• [Exercise brief]:
For every line in the data below that contains "JSON", copy the line.

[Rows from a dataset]
(begin)

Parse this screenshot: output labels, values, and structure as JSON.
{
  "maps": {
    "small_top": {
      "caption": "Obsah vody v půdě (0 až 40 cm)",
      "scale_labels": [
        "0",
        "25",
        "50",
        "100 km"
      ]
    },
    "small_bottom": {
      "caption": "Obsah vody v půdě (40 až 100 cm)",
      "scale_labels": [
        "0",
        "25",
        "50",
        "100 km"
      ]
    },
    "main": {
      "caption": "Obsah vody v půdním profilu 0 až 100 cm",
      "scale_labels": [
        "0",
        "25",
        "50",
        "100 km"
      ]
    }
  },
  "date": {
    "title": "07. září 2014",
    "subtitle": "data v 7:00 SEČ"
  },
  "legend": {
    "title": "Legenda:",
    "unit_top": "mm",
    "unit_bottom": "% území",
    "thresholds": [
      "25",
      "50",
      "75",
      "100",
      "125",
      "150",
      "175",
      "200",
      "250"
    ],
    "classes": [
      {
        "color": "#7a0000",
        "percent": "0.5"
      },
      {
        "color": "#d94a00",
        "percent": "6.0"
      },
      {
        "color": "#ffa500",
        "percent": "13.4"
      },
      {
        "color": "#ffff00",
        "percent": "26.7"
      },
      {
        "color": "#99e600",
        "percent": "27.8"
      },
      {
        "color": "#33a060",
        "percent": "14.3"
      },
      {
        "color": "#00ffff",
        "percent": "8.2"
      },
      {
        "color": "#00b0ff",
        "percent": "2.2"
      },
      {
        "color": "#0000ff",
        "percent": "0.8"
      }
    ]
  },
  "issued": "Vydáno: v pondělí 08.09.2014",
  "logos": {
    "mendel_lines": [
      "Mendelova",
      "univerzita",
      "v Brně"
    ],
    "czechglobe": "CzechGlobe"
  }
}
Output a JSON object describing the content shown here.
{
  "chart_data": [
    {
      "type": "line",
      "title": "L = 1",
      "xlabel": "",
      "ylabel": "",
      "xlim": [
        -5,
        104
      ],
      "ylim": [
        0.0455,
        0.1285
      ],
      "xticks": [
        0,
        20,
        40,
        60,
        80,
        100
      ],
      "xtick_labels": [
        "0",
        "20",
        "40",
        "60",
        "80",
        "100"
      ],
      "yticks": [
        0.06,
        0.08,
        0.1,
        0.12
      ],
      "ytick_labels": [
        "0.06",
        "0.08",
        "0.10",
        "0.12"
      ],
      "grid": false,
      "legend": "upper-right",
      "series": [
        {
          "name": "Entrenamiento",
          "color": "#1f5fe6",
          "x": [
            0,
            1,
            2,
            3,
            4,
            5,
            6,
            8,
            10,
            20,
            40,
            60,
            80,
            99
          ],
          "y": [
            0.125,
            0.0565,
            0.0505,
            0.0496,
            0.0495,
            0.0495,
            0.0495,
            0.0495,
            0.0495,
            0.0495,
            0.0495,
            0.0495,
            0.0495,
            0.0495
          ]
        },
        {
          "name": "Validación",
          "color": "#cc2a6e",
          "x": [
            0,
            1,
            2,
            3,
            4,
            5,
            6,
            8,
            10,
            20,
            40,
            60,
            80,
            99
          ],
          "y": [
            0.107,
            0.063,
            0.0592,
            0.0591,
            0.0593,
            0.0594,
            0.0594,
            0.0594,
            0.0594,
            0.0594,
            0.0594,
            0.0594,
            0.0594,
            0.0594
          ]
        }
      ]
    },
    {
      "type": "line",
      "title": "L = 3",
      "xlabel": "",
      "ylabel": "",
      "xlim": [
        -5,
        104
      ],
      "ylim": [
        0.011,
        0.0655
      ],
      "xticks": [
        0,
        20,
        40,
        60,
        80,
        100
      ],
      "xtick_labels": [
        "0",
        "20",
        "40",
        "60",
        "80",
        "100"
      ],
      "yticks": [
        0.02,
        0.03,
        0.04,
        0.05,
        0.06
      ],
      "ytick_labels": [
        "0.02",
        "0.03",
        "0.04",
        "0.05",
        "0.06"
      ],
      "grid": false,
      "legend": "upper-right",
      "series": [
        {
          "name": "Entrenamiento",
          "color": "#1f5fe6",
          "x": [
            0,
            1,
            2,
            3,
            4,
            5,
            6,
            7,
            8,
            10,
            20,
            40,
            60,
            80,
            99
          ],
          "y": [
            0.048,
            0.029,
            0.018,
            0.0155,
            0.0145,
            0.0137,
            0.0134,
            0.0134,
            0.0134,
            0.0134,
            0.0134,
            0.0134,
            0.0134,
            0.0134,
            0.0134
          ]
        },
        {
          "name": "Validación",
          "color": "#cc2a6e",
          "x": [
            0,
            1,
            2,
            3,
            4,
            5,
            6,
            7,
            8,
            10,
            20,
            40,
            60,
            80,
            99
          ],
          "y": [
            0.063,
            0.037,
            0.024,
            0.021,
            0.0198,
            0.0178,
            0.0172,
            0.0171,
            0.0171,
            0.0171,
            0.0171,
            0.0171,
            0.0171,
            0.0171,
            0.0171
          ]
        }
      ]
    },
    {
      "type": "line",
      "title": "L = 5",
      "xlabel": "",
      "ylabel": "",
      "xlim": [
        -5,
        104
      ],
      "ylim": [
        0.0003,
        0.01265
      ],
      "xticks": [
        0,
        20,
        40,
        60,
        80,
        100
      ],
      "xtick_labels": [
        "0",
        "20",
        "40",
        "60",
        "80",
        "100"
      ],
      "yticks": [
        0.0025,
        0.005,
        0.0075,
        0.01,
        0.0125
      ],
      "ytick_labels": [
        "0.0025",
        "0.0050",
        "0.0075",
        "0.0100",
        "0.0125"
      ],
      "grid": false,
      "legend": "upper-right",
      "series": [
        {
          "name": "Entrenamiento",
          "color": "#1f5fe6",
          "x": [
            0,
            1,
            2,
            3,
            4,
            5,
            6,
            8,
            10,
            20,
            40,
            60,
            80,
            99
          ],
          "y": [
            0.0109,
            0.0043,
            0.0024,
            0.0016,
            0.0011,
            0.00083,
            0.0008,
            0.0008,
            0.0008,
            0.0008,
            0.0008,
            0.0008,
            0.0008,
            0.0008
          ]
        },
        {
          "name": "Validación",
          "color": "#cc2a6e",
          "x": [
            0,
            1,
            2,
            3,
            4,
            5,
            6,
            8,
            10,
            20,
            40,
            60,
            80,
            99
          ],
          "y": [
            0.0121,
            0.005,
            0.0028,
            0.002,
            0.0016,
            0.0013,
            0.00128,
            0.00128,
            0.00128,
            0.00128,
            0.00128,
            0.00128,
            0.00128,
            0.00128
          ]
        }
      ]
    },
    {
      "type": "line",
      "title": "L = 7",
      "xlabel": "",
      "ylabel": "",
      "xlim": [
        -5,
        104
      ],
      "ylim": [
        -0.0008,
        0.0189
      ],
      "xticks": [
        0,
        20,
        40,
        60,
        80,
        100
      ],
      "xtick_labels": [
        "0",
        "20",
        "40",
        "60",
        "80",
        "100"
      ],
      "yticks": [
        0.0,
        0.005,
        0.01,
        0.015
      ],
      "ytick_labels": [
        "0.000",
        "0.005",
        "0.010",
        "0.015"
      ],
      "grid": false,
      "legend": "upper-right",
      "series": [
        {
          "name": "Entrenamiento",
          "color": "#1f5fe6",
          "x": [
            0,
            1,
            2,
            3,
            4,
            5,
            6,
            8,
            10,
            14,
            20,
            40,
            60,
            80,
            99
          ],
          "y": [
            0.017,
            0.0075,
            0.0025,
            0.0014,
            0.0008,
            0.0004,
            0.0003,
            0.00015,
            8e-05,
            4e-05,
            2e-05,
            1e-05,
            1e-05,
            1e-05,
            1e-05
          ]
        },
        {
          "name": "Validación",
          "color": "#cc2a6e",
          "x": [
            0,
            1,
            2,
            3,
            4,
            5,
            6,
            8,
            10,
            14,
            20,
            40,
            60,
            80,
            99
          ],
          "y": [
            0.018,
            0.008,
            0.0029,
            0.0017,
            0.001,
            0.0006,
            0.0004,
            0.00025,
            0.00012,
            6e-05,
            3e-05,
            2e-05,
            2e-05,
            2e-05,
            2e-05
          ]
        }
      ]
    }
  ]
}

(end)

• [Solution for this problem]:
Parse this screenshot: output labels, values, and structure as JSON.
Output a JSON object describing the content shown here.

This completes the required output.